▶ [Bagian Teks]:
# # # # # # #

Ialah hujjah, bahwa dia ingin diutus sebagai pembawa kasih dan bukan penyebab ‘adzab; Allah bahkan menyatakan dirinyalah rahmat bagi semesta alam. Bahwa dia datang dengan kesediaan menanggung derita ummatnya, amat menginginkan kebaikan bagi mereka, serta lembut dan welas-asih. Bahwa dia berada di atas akhlaq yang agung; baik dalam akhlaq pada Rabbnya, akhlaq pada dirinya, juga pada sahabat maupun musuhnya. Jernih sekali Nabi menyebut hari terberat; ketika Jibril datang menawarkan pembinasaan musuh. Itulah saat kemuliaan dakwah memenangi batin yang gemuruh.
Adakah nilai hidup seindah pribadi ini, yang terpuji di langit dan bumi?
***
Sementara itu, gunung yang ketiga berasal dari Yunani.Di satu bagian dunia orang mati, begitu ditulis oleh Homerus dalam Illiad & Odissey, menjulang juga sebuah gunung yang tinggi. Di lerengnya yang terjal dan curam, berbatu dan penuh kerikil tajam, berliku dan kelam, mudah longsor dan seram; seorang lelaki berotot kuat, berkulit liat, bermandi keringat, dengan mata membeliak dan kaki terhentak-hentak menghela sebuah batu raksasa, mendorongnya ke puncak yang runcing menusuk langit.
Ini entah sudah kali ke berapa, dan tiap kali dia menyelesaikan kerjanya, batu itu menggelinding kembali ke bawah dengan mudah. Lalu dia harus memulai dari awal; menyungkah batu itu menyusur tebing menuju puncak, terluka dan pedih, lelah dan perih, getir dan sedih; untuk kemudian sang batu bergegas turun, memintanya mengulang kembali kutukannya yang abadi.
Lelaki itu; Sisyphus namanya.
Selama berabad-abad dalam peradaban Barat, nama dan kisah ini menjadi lambang perjalanan hidup manusia yang nir-hasil dan tanpa makna. Lelah menyiksa sekaligus tak berguna. Harapan yang setapak-tapak sampai puncak lalu sekejap sirna. Sia-sia sekaligus mengerikan.
Tapi Albert Camus dalam esainya yang terbit di Perancis pada tahun 1942, Le Mythe de Sisyphe, menuliskan renungan yang membuat kita berkerenyit. “Kita harus membayangkan”, ujar Camus, “Bahwa Sisyphus berbahagia.” Lahirlah dari tangan Camus kemudian ‘absurdisme’, aliran filsafat dengan inti fahaman berupa sia-sianya pencarian makna, kesatuan dan kejelasan dalam menghadapi dunia yang tak terfahami, yang tanpa Tuhan dan kekekalan.

# # # # # # #

(Entri Tersimpan)
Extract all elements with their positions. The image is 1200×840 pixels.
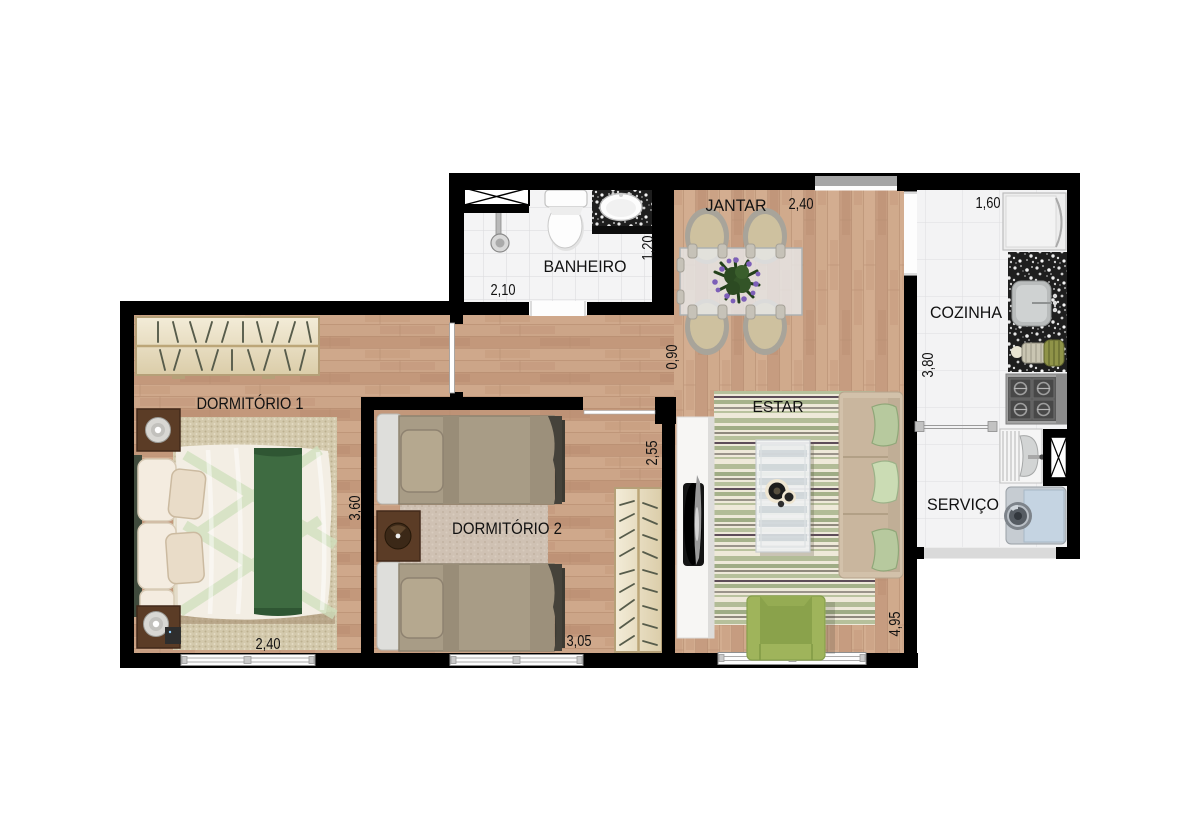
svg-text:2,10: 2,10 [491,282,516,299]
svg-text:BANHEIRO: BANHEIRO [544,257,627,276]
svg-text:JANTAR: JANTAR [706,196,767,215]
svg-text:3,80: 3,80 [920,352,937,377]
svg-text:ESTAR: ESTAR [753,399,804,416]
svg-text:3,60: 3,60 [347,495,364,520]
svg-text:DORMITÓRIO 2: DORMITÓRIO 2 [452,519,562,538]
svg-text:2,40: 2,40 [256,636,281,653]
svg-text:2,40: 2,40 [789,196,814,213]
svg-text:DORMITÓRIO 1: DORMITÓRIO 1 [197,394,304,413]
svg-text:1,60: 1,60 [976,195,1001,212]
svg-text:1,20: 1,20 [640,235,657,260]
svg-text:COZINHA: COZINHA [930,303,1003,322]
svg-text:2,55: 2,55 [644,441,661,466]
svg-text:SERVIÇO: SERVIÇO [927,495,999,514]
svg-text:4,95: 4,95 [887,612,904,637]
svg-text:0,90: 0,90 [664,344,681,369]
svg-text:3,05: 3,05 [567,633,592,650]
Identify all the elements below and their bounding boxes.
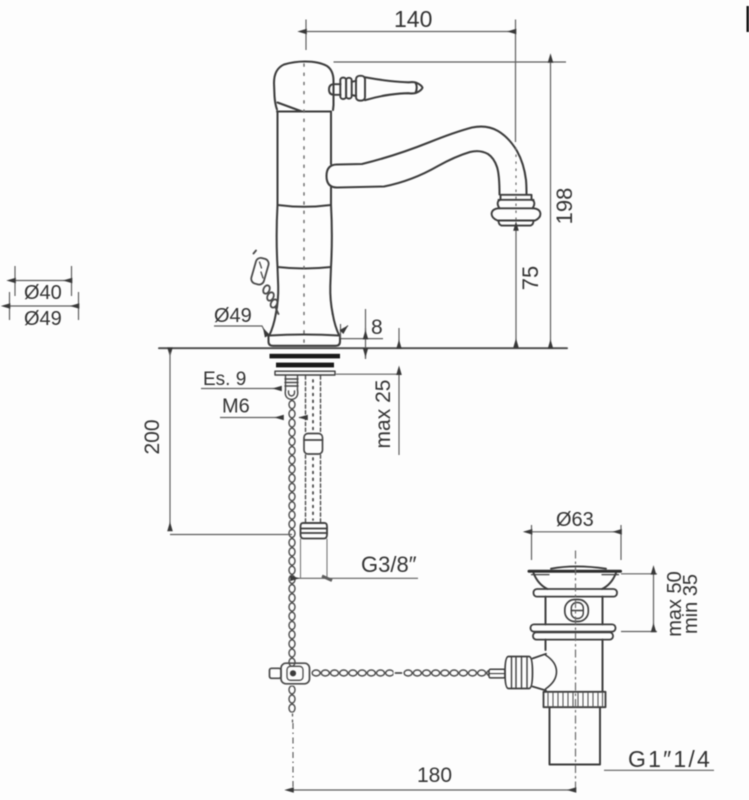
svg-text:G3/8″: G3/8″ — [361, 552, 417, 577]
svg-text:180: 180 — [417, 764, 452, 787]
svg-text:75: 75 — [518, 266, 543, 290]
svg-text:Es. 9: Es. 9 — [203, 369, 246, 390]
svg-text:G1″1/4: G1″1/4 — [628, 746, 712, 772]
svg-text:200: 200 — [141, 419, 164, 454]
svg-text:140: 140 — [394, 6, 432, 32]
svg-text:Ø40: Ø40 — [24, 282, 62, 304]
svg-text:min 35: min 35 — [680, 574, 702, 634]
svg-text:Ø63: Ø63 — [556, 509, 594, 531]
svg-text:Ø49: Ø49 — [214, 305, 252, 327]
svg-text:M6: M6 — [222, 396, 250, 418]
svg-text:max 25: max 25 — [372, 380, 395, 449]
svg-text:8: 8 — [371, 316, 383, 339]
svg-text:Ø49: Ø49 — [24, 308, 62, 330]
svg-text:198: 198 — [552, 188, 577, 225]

# # # # # # #

▶ [Sasaran Tugas]:
a) Apakah setiap pernyataan berikut sesuai dengan teks tentang Nabi dan Sisyphus? Jawab ya atau tidak untuk masing-masing, lalu kutip kata-kata yang menentukan dari teks itu. (i) Esai Camus terbit di Perancis pada tahun 1942. (ii) Setelah Sisyphus menyelesaikan kerjanya, batu itu tetap di puncak. (iii) Pada hari terberat, Jibril datang menawarkan pembinasaan musuh.
b) Bisakah Anda meneruskan teks tentang Nabi dan Sisyphus, dimulai setelah kalimat terakhirnya?

▶ [Hasil]:
a)
(i) Ya: "Albert Camus dalam esainya yang terbit di Perancis pada tahun 1942"
(ii) Tidak: "batu itu menggelinding kembali ke bawah dengan mudah"
(iii) Ya: "ketika Jibril datang menawarkan pembinasaan musuh"

b)
Kebahagiaan, bagi Camus, ada di dalam diri, berasal dari ketenangan, ketidakmelekatan, kebebasan dari segalanya, dan penerimaan akan yang absurd. Dunia dan penghidupan kita hari ini, kata Camus, sering lebih absurd dari apa yang dialami dan dikerjakan Sisyphus. Dan seperti juga Sisyphus, kita tak punya pilihan. Maka, pungkas Camus, jalani saja. Dan berbahagialah.
Tidakkah Camus terlalu memaksakan fahaman ini, mengajak kita untuk pura-pura berbahagia?
Camus mungkin terlewat untuk membaca sebuah anggitan lain tentang kisah Sisyphus. Dalam cerita ini, sang gunung merasa menjadi yang paling tersiksa. Maka iapun berkata, “Betapa bahagia menjadi Sisyphus yang berjalan-jalan antara kaki dan puncakku. Betapa bahagia menjadi batu yang punya Sisyphus untuk membantunya naik agar menggelinding dengan ceria. Bagaimana dengan aku yang diinjak-injak nista oleh mereka berdua?”
Tetapi sang batu juga merasa menjadi yang paling merana. “Betapa bahagia menjadi Sisyphus yang tubuhnya terlatih, kian kuat dan perkasa tiap kali mendorongku ke puncak sana. Betapa bahagia menjadi gunung yang berdiam anggun dalam rehatnya saat kami kepayahan mendakinya. Bagaimana dengan diriku yang dibawa ke atas hanya untuk terbanting kesakitan setiap waktu?”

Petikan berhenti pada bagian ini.